For the records below, say how many lines contain the string "difference". Give the number only.
☆ ☆ ☆ ☆ ☆
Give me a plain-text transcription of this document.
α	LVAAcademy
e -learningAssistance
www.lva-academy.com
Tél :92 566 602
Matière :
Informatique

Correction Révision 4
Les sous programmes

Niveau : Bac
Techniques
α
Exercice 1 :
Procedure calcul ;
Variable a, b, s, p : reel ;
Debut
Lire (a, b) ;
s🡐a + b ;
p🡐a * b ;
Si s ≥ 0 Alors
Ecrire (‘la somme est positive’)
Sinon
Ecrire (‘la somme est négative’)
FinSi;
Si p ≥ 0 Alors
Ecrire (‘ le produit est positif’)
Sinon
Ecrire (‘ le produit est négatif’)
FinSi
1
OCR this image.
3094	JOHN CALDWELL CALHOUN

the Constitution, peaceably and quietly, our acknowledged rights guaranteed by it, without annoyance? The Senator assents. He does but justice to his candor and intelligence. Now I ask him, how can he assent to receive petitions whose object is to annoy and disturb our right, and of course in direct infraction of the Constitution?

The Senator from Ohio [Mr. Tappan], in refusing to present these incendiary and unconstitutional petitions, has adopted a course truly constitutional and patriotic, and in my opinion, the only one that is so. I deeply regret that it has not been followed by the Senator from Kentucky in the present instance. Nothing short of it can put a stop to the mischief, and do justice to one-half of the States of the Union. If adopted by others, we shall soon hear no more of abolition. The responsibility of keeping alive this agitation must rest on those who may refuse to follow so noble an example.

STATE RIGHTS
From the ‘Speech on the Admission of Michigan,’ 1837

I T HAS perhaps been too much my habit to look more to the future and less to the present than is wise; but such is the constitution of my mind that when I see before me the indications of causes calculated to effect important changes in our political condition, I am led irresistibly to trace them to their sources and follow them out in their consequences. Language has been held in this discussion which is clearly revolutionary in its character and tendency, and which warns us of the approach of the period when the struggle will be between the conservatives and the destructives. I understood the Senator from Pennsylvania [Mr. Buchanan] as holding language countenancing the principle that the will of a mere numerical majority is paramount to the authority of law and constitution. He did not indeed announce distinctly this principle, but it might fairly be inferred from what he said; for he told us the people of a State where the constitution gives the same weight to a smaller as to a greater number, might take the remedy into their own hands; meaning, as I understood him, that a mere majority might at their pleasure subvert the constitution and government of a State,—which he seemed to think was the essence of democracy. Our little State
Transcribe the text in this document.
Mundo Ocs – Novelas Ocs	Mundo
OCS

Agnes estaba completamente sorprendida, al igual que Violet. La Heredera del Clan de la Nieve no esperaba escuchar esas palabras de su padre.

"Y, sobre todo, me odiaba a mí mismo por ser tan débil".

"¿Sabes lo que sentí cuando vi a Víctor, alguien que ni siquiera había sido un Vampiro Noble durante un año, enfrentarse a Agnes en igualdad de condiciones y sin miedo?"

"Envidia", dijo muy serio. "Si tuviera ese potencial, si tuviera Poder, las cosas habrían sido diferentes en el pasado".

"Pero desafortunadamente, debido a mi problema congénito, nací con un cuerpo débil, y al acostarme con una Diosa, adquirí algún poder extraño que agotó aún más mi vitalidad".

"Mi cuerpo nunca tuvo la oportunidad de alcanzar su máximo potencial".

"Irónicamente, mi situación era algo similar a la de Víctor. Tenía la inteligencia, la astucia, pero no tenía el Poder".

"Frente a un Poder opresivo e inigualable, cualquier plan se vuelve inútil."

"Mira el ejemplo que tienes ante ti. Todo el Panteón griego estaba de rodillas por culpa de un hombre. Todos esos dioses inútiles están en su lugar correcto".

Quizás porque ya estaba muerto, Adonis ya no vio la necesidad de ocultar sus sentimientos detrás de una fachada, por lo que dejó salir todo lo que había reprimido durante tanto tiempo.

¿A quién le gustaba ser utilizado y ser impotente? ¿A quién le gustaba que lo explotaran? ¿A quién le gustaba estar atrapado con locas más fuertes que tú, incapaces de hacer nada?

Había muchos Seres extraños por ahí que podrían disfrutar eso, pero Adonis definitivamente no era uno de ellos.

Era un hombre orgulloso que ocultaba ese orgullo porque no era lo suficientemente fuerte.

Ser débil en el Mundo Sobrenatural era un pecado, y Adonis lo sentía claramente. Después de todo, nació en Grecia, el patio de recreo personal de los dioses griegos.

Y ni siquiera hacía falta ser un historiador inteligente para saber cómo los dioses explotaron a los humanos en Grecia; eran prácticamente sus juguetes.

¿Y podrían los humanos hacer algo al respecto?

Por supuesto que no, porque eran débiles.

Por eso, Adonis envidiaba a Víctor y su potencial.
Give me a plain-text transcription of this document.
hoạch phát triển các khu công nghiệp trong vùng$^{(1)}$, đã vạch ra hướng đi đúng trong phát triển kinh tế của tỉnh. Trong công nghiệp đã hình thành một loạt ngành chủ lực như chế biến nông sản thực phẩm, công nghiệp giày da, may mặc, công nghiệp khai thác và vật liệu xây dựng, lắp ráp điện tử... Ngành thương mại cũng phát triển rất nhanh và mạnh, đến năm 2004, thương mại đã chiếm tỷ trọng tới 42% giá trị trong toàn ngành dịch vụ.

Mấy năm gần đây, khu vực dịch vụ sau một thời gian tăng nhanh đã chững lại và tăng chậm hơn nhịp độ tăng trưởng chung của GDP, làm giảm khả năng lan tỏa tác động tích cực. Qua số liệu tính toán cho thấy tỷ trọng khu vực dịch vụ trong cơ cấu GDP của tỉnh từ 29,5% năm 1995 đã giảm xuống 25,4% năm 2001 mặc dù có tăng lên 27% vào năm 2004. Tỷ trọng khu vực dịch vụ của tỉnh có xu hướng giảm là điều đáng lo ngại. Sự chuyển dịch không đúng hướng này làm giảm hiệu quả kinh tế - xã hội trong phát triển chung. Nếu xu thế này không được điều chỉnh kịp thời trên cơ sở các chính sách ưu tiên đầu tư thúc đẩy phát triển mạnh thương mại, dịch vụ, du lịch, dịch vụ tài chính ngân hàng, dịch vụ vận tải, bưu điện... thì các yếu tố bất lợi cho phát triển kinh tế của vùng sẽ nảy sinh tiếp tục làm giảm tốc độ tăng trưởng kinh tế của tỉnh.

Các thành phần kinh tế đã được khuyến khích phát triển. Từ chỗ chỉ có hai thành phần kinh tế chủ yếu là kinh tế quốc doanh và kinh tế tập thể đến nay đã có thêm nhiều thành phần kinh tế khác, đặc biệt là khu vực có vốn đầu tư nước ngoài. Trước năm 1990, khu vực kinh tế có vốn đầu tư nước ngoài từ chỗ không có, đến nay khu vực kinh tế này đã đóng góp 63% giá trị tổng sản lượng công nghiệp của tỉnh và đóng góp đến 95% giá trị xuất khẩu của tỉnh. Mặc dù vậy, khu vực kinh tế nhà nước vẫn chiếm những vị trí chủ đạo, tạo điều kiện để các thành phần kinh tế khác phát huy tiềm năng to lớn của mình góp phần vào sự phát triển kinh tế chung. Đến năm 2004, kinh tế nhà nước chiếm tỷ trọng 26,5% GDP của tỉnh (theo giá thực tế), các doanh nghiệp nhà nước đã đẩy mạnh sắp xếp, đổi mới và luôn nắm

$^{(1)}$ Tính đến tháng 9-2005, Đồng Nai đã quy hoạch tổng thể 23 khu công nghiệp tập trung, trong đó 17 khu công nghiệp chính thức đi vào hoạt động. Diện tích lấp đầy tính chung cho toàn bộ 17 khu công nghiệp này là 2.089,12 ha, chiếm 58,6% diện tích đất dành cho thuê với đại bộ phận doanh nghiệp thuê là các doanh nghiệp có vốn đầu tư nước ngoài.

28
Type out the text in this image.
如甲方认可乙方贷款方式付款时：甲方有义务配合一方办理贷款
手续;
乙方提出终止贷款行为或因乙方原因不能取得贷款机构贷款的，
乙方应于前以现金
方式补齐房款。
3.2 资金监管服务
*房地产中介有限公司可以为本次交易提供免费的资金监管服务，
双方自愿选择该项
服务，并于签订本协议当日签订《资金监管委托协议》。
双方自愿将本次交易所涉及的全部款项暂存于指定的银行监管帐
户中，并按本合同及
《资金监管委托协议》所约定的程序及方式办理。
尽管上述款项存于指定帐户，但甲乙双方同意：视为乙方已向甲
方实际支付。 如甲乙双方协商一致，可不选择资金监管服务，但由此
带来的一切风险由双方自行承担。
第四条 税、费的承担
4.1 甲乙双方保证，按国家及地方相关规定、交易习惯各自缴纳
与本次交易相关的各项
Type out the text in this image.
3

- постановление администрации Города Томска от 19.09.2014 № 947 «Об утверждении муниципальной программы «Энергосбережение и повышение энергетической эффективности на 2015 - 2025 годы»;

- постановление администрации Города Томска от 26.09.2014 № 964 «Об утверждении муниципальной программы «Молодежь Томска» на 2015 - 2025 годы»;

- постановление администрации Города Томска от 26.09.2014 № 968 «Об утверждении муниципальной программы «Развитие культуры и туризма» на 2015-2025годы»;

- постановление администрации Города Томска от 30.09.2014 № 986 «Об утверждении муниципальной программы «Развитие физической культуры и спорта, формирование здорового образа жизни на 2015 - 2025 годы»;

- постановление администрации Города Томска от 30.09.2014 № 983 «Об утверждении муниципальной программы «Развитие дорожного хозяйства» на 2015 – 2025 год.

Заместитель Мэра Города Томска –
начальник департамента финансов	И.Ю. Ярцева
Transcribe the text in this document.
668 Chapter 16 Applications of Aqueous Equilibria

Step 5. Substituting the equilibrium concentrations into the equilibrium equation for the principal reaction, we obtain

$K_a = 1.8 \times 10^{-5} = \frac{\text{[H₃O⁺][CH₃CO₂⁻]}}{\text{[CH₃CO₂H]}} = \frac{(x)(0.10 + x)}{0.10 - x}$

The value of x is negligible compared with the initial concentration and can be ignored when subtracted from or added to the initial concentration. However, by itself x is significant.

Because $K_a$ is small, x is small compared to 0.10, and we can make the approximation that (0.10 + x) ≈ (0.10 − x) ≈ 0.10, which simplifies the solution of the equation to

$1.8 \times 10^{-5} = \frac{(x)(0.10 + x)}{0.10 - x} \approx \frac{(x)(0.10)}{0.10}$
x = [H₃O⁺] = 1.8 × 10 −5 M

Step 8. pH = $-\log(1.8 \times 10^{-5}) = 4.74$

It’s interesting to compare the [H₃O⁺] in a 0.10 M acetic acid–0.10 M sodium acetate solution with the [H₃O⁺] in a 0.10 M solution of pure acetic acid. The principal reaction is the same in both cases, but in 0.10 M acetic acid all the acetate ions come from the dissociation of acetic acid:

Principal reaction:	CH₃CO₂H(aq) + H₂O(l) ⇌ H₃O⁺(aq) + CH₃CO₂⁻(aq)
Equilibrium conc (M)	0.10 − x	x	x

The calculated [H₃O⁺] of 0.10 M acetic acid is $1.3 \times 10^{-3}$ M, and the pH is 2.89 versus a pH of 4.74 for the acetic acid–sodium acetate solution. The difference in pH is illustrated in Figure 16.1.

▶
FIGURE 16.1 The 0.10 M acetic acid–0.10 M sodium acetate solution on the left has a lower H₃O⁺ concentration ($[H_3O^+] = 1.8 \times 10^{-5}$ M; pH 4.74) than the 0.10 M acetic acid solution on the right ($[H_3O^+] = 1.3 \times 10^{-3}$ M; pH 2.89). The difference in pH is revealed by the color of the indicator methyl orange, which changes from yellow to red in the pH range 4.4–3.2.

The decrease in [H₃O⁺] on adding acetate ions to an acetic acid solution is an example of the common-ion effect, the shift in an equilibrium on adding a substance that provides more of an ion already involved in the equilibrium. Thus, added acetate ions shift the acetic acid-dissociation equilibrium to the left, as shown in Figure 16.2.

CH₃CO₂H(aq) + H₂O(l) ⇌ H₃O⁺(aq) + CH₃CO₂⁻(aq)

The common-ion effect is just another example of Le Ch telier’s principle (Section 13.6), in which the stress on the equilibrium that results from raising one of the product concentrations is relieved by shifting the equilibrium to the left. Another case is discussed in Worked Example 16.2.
☆ ☆ ☆ ☆ ☆
_Exercise result_
2